* **EXERCISE INSTRUCTIONS**
Within the listing below, locate all lines containing the word "text". Copy each one.

* **DATA FOR THE TASK**
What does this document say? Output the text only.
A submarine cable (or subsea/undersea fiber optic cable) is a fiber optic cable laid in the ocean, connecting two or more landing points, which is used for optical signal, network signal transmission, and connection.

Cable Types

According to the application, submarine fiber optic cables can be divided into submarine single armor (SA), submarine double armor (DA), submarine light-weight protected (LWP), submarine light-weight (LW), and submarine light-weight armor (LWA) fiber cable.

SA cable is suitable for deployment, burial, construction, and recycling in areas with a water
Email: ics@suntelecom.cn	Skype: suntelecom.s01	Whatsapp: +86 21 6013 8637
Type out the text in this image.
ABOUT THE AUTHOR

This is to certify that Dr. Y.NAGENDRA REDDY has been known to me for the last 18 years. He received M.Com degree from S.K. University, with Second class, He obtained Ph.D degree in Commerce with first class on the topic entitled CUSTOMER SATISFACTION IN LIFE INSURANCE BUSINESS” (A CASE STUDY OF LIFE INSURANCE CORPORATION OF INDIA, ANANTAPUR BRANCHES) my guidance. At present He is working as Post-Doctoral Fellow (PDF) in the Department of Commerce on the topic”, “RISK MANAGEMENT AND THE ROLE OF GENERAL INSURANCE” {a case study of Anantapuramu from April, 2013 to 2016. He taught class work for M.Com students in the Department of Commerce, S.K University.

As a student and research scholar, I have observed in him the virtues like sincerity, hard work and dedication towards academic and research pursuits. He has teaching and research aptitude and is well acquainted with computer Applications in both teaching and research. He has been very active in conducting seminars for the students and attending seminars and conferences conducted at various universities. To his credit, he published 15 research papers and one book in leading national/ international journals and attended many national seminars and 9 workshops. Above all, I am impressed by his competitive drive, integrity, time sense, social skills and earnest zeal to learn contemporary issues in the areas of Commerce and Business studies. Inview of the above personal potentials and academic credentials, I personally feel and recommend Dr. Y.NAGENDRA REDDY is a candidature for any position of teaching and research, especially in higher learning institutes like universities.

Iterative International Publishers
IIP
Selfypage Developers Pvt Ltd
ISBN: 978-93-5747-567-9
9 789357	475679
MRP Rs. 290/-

* **SOLUTION TO THIS PROBLEM**
What does this document say? Output the text only.
Type out the text in this image.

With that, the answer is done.